------ THE INPUT
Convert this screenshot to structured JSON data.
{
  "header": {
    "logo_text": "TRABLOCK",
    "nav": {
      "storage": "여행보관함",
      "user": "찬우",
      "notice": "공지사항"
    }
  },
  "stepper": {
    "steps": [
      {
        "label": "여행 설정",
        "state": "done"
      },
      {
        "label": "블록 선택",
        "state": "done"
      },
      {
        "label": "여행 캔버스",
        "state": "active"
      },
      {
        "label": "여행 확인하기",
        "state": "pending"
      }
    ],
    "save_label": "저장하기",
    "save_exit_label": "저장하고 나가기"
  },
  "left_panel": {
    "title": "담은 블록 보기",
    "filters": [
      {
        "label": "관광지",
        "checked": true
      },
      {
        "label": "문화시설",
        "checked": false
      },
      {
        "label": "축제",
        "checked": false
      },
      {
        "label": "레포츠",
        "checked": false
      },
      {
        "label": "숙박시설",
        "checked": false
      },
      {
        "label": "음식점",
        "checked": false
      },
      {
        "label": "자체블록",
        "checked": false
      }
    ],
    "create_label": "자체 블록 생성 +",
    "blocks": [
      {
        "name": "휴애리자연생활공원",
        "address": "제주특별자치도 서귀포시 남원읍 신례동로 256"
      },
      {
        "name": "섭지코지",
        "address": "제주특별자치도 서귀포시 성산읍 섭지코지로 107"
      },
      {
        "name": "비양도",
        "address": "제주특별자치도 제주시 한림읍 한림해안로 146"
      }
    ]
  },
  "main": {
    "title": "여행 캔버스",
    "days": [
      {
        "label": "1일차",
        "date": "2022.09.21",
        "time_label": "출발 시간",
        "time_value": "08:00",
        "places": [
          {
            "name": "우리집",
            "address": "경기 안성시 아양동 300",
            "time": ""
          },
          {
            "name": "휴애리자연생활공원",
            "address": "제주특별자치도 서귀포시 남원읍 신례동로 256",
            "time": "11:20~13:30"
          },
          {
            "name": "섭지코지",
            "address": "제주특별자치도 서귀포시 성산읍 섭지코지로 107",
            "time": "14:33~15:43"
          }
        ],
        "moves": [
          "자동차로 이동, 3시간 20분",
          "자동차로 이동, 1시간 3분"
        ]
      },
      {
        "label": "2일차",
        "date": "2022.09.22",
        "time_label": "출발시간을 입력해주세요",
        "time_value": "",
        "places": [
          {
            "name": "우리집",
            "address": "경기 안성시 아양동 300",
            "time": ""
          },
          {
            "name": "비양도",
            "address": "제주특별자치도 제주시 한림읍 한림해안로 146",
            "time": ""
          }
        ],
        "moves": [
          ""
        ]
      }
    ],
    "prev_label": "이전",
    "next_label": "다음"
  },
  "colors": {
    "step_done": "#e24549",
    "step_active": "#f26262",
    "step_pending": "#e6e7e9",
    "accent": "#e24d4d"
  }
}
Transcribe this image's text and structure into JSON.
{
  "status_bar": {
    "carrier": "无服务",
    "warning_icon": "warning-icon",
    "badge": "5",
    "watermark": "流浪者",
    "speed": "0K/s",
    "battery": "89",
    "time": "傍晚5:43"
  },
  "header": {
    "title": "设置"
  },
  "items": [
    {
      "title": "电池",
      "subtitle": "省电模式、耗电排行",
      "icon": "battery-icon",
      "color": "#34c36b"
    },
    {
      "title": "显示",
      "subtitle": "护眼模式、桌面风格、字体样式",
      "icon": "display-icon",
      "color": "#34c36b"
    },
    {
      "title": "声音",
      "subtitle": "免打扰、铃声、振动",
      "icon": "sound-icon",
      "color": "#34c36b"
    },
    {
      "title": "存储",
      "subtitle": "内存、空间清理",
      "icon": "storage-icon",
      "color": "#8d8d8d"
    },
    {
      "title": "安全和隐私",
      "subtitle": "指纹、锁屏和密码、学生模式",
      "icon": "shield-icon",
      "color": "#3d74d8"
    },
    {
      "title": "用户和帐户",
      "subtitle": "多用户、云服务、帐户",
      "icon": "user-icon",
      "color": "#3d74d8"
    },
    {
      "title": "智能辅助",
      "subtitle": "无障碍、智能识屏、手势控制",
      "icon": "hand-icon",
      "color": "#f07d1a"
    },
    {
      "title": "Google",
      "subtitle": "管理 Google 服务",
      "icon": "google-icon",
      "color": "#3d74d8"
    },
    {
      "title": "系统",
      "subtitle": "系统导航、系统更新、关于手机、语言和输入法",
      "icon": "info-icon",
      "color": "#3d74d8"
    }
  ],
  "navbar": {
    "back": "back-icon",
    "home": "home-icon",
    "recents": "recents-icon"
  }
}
------------
(SET EXERCISE):
Retype every entry above, word for word.

(REPLY):
Convert this screenshot to structured JSON data.
{
  "header": {
    "logo_text": "TRABLOCK",
    "nav": {
      "storage": "여행보관함",
      "user": "찬우",
      "notice": "공지사항"
    }
  },
  "stepper": {
    "steps": [
      {
        "label": "여행 설정",
        "state": "done"
      },
      {
        "label": "블록 선택",
        "state": "done"
      },
      {
        "label": "여행 캔버스",
        "state": "active"
      },
      {
        "label": "여행 확인하기",
        "state": "pending"
      }
    ],
    "save_label": "저장하기",
    "save_exit_label": "저장하고 나가기"
  },
  "left_panel": {
    "title": "담은 블록 보기",
    "filters": [
      {
        "label": "관광지",
        "checked": true
      },
      {
        "label": "문화시설",
        "checked": false
      },
      {
        "label": "축제",
        "checked": false
      },
      {
        "label": "레포츠",
        "checked": false
      },
      {
        "label": "숙박시설",
        "checked": false
      },
      {
        "label": "음식점",
        "checked": false
      },
      {
        "label": "자체블록",
        "checked": false
      }
    ],
    "create_label": "자체 블록 생성 +",
    "blocks": [
      {
        "name": "휴애리자연생활공원",
        "address": "제주특별자치도 서귀포시 남원읍 신례동로 256"
      },
      {
        "name": "섭지코지",
        "address": "제주특별자치도 서귀포시 성산읍 섭지코지로 107"
      },
      {
        "name": "비양도",
        "address": "제주특별자치도 제주시 한림읍 한림해안로 146"
      }
    ]
  },
  "main": {
    "title": "여행 캔버스",
    "days": [
      {
        "label": "1일차",
        "date": "2022.09.21",
        "time_label": "출발 시간",
        "time_value": "08:00",
        "places": [
          {
            "name": "우리집",
            "address": "경기 안성시 아양동 300",
            "time": ""
          },
          {
            "name": "휴애리자연생활공원",
            "address": "제주특별자치도 서귀포시 남원읍 신례동로 256",
            "time": "11:20~13:30"
          },
          {
            "name": "섭지코지",
            "address": "제주특별자치도 서귀포시 성산읍 섭지코지로 107",
            "time": "14:33~15:43"
          }
        ],
        "moves": [
          "자동차로 이동, 3시간 20분",
          "자동차로 이동, 1시간 3분"
        ]
      },
      {
        "label": "2일차",
        "date": "2022.09.22",
        "time_label": "출발시간을 입력해주세요",
        "time_value": "",
        "places": [
          {
            "name": "우리집",
            "address": "경기 안성시 아양동 300",
            "time": ""
          },
          {
            "name": "비양도",
            "address": "제주특별자치도 제주시 한림읍 한림해안로 146",
            "time": ""
          }
        ],
        "moves": [
          ""
        ]
      }
    ],
    "prev_label": "이전",
    "next_label": "다음"
  },
  "colors": {
    "step_done": "#e24549",
    "step_active": "#f26262",
    "step_pending": "#e6e7e9",
    "accent": "#e24d4d"
  }
}
Transcribe this image's text and structure into JSON.
{
  "status_bar": {
    "carrier": "无服务",
    "warning_icon": "warning-icon",
    "badge": "5",
    "watermark": "流浪者",
    "speed": "0K/s",
    "battery": "89",
    "time": "傍晚5:43"
  },
  "header": {
    "title": "设置"
  },
  "items": [
    {
      "title": "电池",
      "subtitle": "省电模式、耗电排行",
      "icon": "battery-icon",
      "color": "#34c36b"
    },
    {
      "title": "显示",
      "subtitle": "护眼模式、桌面风格、字体样式",
      "icon": "display-icon",
      "color": "#34c36b"
    },
    {
      "title": "声音",
      "subtitle": "免打扰、铃声、振动",
      "icon": "sound-icon",
      "color": "#34c36b"
    },
    {
      "title": "存储",
      "subtitle": "内存、空间清理",
      "icon": "storage-icon",
      "color": "#8d8d8d"
    },
    {
      "title": "安全和隐私",
      "subtitle": "指纹、锁屏和密码、学生模式",
      "icon": "shield-icon",
      "color": "#3d74d8"
    },
    {
      "title": "用户和帐户",
      "subtitle": "多用户、云服务、帐户",
      "icon": "user-icon",
      "color": "#3d74d8"
    },
    {
      "title": "智能辅助",
      "subtitle": "无障碍、智能识屏、手势控制",
      "icon": "hand-icon",
      "color": "#f07d1a"
    },
    {
      "title": "Google",
      "subtitle": "管理 Google 服务",
      "icon": "google-icon",
      "color": "#3d74d8"
    },
    {
      "title": "系统",
      "subtitle": "系统导航、系统更新、关于手机、语言和输入法",
      "icon": "info-icon",
      "color": "#3d74d8"
    }
  ],
  "navbar": {
    "back": "back-icon",
    "home": "home-icon",
    "recents": "recents-icon"
  }
}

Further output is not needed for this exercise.